▶ Stored records
■ ■ ■ ■
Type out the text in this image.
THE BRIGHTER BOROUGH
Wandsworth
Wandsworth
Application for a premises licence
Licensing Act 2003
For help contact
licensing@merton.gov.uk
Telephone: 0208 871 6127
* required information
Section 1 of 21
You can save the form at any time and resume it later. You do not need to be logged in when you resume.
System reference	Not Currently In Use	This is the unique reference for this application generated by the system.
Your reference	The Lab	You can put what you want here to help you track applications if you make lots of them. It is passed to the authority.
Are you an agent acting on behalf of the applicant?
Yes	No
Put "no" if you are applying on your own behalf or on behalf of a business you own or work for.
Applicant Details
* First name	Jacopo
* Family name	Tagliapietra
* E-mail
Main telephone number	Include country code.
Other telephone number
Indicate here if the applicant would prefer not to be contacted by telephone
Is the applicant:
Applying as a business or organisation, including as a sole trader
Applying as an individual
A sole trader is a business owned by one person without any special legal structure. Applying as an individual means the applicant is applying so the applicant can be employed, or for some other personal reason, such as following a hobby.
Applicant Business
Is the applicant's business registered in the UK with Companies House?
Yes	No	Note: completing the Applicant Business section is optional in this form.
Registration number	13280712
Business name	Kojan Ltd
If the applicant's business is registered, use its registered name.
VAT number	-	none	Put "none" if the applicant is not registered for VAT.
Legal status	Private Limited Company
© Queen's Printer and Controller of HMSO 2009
■ ■ ■ ■
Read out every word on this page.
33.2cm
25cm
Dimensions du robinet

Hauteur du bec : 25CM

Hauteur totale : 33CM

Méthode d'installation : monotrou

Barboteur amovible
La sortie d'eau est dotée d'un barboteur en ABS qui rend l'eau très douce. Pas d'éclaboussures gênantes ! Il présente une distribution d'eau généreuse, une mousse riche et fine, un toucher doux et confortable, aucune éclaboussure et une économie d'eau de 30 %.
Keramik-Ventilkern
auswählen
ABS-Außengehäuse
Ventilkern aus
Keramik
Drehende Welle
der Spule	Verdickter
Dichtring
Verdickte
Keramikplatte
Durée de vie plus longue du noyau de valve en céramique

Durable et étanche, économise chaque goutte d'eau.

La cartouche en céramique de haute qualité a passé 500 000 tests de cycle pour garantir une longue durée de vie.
■ ■ ■ ■
▶ SET TASK
All lines in the data that contain the word "Ventilkern" should be copied.

▶ ANSWER TO THIS TASK
Keramik-Ventilkern
Ventilkern aus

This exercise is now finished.